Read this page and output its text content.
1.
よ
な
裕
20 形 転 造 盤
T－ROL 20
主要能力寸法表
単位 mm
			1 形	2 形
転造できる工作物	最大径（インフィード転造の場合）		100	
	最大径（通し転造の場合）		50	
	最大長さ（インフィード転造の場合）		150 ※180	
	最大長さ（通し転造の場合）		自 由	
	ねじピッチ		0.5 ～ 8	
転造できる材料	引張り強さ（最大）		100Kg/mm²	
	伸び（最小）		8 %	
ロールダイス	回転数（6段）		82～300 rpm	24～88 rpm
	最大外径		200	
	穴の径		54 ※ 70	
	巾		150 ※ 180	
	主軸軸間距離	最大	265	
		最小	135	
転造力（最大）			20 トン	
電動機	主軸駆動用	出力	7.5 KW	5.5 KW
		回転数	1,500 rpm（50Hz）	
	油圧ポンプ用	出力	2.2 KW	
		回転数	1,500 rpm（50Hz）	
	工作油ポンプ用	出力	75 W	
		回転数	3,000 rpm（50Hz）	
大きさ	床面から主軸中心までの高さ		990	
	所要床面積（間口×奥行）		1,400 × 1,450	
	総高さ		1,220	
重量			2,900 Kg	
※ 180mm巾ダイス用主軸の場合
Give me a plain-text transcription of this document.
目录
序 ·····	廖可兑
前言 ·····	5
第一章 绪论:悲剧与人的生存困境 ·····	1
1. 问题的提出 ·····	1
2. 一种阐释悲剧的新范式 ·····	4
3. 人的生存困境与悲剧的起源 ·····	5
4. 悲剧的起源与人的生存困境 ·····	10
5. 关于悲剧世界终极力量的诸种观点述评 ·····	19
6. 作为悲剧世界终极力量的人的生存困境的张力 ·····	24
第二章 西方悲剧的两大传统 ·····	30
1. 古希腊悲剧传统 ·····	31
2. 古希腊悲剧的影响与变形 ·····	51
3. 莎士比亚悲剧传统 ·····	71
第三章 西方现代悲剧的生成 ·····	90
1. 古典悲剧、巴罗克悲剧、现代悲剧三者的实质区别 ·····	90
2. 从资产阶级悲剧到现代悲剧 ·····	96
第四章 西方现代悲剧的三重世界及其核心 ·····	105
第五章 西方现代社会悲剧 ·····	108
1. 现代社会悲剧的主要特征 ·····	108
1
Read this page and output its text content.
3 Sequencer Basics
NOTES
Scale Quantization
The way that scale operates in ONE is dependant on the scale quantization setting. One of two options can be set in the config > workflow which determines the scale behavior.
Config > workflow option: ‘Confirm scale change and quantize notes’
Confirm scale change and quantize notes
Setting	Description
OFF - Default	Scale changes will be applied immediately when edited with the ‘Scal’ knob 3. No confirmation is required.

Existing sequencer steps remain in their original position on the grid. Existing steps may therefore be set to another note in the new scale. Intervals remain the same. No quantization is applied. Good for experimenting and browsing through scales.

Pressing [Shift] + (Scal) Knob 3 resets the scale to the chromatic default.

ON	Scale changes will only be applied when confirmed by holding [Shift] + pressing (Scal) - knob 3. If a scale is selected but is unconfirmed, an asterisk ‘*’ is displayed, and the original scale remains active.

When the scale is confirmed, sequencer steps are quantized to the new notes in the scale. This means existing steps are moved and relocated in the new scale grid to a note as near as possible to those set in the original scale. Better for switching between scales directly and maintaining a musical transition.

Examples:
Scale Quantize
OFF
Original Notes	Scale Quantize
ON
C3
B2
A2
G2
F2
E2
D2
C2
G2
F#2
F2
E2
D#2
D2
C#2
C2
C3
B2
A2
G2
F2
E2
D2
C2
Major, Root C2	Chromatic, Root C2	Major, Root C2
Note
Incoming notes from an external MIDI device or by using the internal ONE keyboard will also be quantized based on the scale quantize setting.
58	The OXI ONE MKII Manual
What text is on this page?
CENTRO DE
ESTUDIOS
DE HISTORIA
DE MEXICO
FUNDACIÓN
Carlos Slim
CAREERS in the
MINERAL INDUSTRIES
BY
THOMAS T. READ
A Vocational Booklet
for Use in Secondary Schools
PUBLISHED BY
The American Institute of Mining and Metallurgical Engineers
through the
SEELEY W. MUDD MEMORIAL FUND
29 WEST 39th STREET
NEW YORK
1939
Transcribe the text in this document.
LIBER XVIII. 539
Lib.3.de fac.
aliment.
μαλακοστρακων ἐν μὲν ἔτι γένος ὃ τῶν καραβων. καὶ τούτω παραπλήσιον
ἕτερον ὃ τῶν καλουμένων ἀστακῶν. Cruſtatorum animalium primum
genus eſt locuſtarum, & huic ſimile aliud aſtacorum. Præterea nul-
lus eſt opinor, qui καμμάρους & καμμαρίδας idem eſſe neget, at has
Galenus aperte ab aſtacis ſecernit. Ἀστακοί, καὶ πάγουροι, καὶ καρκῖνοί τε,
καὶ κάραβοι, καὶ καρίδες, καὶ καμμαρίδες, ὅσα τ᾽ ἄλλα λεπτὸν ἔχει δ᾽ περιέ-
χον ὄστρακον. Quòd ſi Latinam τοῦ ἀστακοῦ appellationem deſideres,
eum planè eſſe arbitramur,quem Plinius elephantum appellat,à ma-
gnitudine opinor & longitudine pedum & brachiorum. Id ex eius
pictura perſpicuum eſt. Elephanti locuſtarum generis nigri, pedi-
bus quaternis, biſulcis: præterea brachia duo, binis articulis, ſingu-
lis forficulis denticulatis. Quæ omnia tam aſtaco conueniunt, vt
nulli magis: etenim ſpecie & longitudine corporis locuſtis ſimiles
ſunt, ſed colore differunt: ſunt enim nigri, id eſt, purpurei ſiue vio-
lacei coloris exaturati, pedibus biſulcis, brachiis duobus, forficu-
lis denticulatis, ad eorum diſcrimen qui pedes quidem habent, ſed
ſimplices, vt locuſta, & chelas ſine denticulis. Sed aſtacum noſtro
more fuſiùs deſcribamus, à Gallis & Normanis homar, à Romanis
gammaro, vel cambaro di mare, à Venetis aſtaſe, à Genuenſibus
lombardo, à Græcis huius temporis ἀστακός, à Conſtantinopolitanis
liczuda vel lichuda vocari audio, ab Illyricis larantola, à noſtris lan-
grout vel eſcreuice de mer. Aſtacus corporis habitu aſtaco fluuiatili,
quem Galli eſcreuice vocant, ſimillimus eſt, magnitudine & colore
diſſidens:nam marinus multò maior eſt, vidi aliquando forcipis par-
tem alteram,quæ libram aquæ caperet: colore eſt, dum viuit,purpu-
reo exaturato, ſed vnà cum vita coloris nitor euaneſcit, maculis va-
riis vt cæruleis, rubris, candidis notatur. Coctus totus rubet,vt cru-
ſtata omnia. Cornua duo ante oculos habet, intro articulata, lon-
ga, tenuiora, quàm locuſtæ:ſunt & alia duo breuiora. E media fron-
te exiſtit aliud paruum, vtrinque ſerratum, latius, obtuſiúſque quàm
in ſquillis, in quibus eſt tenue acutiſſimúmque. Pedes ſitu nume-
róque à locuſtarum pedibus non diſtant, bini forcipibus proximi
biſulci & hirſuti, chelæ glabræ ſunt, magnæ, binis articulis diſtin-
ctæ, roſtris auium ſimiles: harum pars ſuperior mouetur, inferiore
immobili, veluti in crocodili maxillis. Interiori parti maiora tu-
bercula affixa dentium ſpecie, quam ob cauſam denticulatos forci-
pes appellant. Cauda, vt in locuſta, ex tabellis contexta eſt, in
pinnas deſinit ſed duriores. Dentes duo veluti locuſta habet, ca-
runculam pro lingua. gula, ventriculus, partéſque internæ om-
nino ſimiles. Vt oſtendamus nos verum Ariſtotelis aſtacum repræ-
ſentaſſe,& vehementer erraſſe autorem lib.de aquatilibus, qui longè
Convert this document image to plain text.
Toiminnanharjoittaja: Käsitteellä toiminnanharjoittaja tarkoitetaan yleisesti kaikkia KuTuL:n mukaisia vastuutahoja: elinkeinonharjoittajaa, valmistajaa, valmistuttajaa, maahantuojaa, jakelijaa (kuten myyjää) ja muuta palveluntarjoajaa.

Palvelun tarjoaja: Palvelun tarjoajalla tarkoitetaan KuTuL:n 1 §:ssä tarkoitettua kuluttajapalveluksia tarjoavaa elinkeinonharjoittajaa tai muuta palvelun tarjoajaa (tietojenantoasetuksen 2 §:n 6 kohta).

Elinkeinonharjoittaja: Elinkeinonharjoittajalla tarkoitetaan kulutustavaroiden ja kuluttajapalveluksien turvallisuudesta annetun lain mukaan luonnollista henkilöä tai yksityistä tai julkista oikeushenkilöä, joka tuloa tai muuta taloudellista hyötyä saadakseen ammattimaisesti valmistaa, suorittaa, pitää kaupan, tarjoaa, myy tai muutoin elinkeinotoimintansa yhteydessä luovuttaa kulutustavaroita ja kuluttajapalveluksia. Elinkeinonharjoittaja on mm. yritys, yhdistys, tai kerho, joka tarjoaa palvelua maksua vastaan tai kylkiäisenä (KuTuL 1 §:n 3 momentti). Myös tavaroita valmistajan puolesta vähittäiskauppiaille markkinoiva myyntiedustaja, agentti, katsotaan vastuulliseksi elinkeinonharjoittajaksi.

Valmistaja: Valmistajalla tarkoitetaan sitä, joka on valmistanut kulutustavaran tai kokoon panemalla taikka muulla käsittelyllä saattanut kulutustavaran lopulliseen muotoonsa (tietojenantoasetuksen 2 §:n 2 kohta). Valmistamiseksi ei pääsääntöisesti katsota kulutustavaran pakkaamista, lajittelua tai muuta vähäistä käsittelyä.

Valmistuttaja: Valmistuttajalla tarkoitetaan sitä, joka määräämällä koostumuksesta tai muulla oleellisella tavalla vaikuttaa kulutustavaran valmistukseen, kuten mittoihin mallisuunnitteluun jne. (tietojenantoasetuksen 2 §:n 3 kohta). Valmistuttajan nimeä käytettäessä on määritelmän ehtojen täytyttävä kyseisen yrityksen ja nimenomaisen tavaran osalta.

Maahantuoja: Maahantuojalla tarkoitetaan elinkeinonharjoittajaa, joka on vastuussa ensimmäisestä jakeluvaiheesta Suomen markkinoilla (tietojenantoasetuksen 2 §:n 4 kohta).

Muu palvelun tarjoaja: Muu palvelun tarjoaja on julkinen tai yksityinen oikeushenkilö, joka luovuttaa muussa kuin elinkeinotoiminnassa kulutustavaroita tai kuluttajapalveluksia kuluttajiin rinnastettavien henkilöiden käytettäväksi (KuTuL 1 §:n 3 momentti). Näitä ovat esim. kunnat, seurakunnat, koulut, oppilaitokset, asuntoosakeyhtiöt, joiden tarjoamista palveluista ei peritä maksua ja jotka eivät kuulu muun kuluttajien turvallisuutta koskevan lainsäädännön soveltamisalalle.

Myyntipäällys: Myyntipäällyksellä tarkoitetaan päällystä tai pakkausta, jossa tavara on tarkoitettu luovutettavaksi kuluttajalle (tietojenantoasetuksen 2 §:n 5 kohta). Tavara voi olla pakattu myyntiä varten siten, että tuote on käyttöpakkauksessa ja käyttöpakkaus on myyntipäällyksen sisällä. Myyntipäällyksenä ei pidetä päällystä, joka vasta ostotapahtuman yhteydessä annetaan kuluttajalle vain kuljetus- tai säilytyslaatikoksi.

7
****
## Task instructions
Which lines contain "eſcreuice"? Show each of them.

## Result of this task
grout vel eſcreuice de mer. Aſtacus corporis habitu aſtaco fluuiatili,
quem Galli eſcreuice vocant, ſimillimus eſt, magnitudine & colore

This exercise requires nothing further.